> _What to do_
Copy each line exactly. Leave nothing out.

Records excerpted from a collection
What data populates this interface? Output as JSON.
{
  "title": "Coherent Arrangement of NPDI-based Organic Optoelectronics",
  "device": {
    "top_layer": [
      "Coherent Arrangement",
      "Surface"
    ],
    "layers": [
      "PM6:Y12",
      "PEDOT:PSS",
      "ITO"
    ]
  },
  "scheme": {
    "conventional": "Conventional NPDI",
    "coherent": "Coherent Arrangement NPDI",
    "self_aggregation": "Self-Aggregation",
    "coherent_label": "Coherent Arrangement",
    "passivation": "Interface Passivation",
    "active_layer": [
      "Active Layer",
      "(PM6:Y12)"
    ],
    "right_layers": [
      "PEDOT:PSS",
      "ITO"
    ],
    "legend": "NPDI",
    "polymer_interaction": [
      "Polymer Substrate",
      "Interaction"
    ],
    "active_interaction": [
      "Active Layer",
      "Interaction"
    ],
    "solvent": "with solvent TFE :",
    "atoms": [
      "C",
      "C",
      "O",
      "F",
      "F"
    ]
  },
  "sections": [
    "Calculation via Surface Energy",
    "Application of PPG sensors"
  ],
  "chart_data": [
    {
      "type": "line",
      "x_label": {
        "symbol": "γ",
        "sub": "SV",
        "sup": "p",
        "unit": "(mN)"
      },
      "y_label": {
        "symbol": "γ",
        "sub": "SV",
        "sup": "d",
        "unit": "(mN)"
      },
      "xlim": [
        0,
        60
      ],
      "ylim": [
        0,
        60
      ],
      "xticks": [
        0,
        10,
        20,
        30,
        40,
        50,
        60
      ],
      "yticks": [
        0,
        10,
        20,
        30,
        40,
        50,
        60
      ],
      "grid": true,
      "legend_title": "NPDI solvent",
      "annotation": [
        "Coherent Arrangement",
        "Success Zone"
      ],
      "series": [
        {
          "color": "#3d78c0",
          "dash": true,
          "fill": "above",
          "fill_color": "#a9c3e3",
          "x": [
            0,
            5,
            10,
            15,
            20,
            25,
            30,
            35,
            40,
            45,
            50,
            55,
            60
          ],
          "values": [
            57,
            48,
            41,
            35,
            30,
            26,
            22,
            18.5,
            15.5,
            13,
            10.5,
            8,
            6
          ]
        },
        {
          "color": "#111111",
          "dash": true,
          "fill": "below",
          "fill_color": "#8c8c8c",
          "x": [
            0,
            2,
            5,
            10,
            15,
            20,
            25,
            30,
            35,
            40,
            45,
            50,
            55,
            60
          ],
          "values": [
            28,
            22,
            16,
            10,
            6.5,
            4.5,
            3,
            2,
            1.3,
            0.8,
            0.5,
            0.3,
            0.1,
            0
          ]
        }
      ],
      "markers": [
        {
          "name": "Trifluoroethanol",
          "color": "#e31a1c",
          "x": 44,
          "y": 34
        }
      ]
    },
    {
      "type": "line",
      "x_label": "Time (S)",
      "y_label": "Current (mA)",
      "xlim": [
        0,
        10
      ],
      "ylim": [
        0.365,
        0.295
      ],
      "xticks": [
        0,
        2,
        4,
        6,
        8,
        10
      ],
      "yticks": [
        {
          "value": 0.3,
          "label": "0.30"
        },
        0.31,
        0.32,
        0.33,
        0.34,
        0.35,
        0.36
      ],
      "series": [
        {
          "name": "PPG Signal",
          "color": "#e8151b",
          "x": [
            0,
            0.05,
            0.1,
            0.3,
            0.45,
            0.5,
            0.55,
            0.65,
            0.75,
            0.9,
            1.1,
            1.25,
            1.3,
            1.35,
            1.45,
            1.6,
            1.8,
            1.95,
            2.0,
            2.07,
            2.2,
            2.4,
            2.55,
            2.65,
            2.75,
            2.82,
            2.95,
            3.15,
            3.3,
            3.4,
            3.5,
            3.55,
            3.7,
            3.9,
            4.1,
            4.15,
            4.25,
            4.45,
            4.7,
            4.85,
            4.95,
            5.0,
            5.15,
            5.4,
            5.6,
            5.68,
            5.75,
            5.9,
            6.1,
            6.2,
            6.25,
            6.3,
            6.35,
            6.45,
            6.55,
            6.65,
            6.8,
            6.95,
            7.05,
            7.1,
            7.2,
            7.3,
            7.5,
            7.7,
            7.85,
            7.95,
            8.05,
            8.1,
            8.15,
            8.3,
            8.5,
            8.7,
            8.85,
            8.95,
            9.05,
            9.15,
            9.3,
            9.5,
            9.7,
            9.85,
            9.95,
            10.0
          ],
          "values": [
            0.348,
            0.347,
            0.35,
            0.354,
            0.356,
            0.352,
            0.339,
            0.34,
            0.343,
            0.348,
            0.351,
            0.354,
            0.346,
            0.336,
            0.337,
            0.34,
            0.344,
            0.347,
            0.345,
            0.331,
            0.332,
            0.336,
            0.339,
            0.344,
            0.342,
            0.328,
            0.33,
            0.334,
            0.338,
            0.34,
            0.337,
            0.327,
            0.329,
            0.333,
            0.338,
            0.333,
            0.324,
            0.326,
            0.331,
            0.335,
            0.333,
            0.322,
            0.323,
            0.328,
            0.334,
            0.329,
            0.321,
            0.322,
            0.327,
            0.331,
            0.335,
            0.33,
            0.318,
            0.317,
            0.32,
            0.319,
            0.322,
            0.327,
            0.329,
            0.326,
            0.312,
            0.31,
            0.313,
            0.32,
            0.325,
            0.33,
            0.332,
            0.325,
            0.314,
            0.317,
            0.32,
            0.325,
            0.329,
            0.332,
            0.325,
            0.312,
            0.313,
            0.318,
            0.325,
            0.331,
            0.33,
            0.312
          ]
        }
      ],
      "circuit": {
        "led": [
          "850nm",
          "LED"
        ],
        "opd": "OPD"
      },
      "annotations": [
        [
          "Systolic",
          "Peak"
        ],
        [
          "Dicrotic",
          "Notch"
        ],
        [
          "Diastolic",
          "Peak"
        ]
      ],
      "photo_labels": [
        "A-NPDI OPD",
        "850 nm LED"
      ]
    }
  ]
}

> _Solution_
What data populates this interface? Output as JSON.
{
  "title": "Coherent Arrangement of NPDI-based Organic Optoelectronics",
  "device": {
    "top_layer": [
      "Coherent Arrangement",
      "Surface"
    ],
    "layers": [
      "PM6:Y12",
      "PEDOT:PSS",
      "ITO"
    ]
  },
  "scheme": {
    "conventional": "Conventional NPDI",
    "coherent": "Coherent Arrangement NPDI",
    "self_aggregation": "Self-Aggregation",
    "coherent_label": "Coherent Arrangement",
    "passivation": "Interface Passivation",
    "active_layer": [
      "Active Layer",
      "(PM6:Y12)"
    ],
    "right_layers": [
      "PEDOT:PSS",
      "ITO"
    ],
    "legend": "NPDI",
    "polymer_interaction": [
      "Polymer Substrate",
      "Interaction"
    ],
    "active_interaction": [
      "Active Layer",
      "Interaction"
    ],
    "solvent": "with solvent TFE :",
    "atoms": [
      "C",
      "C",
      "O",
      "F",
      "F"
    ]
  },
  "sections": [
    "Calculation via Surface Energy",
    "Application of PPG sensors"
  ],
  "chart_data": [
    {
      "type": "line",
      "x_label": {
        "symbol": "γ",
        "sub": "SV",
        "sup": "p",
        "unit": "(mN)"
      },
      "y_label": {
        "symbol": "γ",
        "sub": "SV",
        "sup": "d",
        "unit": "(mN)"
      },
      "xlim": [
        0,
        60
      ],
      "ylim": [
        0,
        60
      ],
      "xticks": [
        0,
        10,
        20,
        30,
        40,
        50,
        60
      ],
      "yticks": [
        0,
        10,
        20,
        30,
        40,
        50,
        60
      ],
      "grid": true,
      "legend_title": "NPDI solvent",
      "annotation": [
        "Coherent Arrangement",
        "Success Zone"
      ],
      "series": [
        {
          "color": "#3d78c0",
          "dash": true,
          "fill": "above",
          "fill_color": "#a9c3e3",
          "x": [
            0,
            5,
            10,
            15,
            20,
            25,
            30,
            35,
            40,
            45,
            50,
            55,
            60
          ],
          "values": [
            57,
            48,
            41,
            35,
            30,
            26,
            22,
            18.5,
            15.5,
            13,
            10.5,
            8,
            6
          ]
        },
        {
          "color": "#111111",
          "dash": true,
          "fill": "below",
          "fill_color": "#8c8c8c",
          "x": [
            0,
            2,
            5,
            10,
            15,
            20,
            25,
            30,
            35,
            40,
            45,
            50,
            55,
            60
          ],
          "values": [
            28,
            22,
            16,
            10,
            6.5,
            4.5,
            3,
            2,
            1.3,
            0.8,
            0.5,
            0.3,
            0.1,
            0
          ]
        }
      ],
      "markers": [
        {
          "name": "Trifluoroethanol",
          "color": "#e31a1c",
          "x": 44,
          "y": 34
        }
      ]
    },
    {
      "type": "line",
      "x_label": "Time (S)",
      "y_label": "Current (mA)",
      "xlim": [
        0,
        10
      ],
      "ylim": [
        0.365,
        0.295
      ],
      "xticks": [
        0,
        2,
        4,
        6,
        8,
        10
      ],
      "yticks": [
        {
          "value": 0.3,
          "label": "0.30"
        },
        0.31,
        0.32,
        0.33,
        0.34,
        0.35,
        0.36
      ],
      "series": [
        {
          "name": "PPG Signal",
          "color": "#e8151b",
          "x": [
            0,
            0.05,
            0.1,
            0.3,
            0.45,
            0.5,
            0.55,
            0.65,
            0.75,
            0.9,
            1.1,
            1.25,
            1.3,
            1.35,
            1.45,
            1.6,
            1.8,
            1.95,
            2.0,
            2.07,
            2.2,
            2.4,
            2.55,
            2.65,
            2.75,
            2.82,
            2.95,
            3.15,
            3.3,
            3.4,
            3.5,
            3.55,
            3.7,
            3.9,
            4.1,
            4.15,
            4.25,
            4.45,
            4.7,
            4.85,
            4.95,
            5.0,
            5.15,
            5.4,
            5.6,
            5.68,
            5.75,
            5.9,
            6.1,
            6.2,
            6.25,
            6.3,
            6.35,
            6.45,
            6.55,
            6.65,
            6.8,
            6.95,
            7.05,
            7.1,
            7.2,
            7.3,
            7.5,
            7.7,
            7.85,
            7.95,
            8.05,
            8.1,
            8.15,
            8.3,
            8.5,
            8.7,
            8.85,
            8.95,
            9.05,
            9.15,
            9.3,
            9.5,
            9.7,
            9.85,
            9.95,
            10.0
          ],
          "values": [
            0.348,
            0.347,
            0.35,
            0.354,
            0.356,
            0.352,
            0.339,
            0.34,
            0.343,
            0.348,
            0.351,
            0.354,
            0.346,
            0.336,
            0.337,
            0.34,
            0.344,
            0.347,
            0.345,
            0.331,
            0.332,
            0.336,
            0.339,
            0.344,
            0.342,
            0.328,
            0.33,
            0.334,
            0.338,
            0.34,
            0.337,
            0.327,
            0.329,
            0.333,
            0.338,
            0.333,
            0.324,
            0.326,
            0.331,
            0.335,
            0.333,
            0.322,
            0.323,
            0.328,
            0.334,
            0.329,
            0.321,
            0.322,
            0.327,
            0.331,
            0.335,
            0.33,
            0.318,
            0.317,
            0.32,
            0.319,
            0.322,
            0.327,
            0.329,
            0.326,
            0.312,
            0.31,
            0.313,
            0.32,
            0.325,
            0.33,
            0.332,
            0.325,
            0.314,
            0.317,
            0.32,
            0.325,
            0.329,
            0.332,
            0.325,
            0.312,
            0.313,
            0.318,
            0.325,
            0.331,
            0.33,
            0.312
          ]
        }
      ],
      "circuit": {
        "led": [
          "850nm",
          "LED"
        ],
        "opd": "OPD"
      },
      "annotations": [
        [
          "Systolic",
          "Peak"
        ],
        [
          "Dicrotic",
          "Notch"
        ],
        [
          "Diastolic",
          "Peak"
        ]
      ],
      "photo_labels": [
        "A-NPDI OPD",
        "850 nm LED"
      ]
    }
  ]
}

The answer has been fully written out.